■ Description of the task:
Below are records. Copy every line with "white" in it.

** start of Recorded data **

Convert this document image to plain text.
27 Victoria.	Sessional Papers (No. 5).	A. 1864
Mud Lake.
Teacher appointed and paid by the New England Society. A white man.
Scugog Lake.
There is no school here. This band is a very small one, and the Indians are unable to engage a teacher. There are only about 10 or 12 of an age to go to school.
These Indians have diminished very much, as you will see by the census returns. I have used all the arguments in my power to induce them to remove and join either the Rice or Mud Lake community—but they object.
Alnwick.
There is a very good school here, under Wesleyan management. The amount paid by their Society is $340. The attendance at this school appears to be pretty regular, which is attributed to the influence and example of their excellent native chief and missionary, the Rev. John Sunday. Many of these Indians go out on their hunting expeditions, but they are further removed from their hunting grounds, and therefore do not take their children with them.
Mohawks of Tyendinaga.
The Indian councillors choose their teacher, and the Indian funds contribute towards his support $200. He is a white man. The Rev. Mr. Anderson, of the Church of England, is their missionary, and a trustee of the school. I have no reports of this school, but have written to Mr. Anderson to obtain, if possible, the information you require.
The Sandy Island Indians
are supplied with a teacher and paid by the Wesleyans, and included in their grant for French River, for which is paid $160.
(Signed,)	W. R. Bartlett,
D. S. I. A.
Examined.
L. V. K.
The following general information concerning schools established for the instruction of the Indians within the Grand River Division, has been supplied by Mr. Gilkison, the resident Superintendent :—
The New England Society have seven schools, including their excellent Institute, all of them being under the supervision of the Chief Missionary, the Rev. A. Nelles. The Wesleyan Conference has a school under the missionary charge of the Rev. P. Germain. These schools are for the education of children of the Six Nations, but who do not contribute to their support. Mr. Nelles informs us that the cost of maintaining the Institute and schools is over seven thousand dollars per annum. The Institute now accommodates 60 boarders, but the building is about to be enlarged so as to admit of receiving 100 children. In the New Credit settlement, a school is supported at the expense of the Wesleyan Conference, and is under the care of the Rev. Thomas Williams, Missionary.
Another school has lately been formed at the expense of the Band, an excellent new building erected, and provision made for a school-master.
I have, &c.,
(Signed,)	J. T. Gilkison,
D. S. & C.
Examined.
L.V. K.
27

** end of Recorded data **

■ Response for this exercise:
Teacher appointed and paid by the New England Society. A white man.
The Indian councillors choose their teacher, and the Indian funds contribute towards his support $200. He is a white man. The Rev. Mr. Anderson, of the Church of England, is their missionary, and a trustee of the school. I have no reports of this school, but have written to Mr. Anderson to obtain, if possible, the information you require.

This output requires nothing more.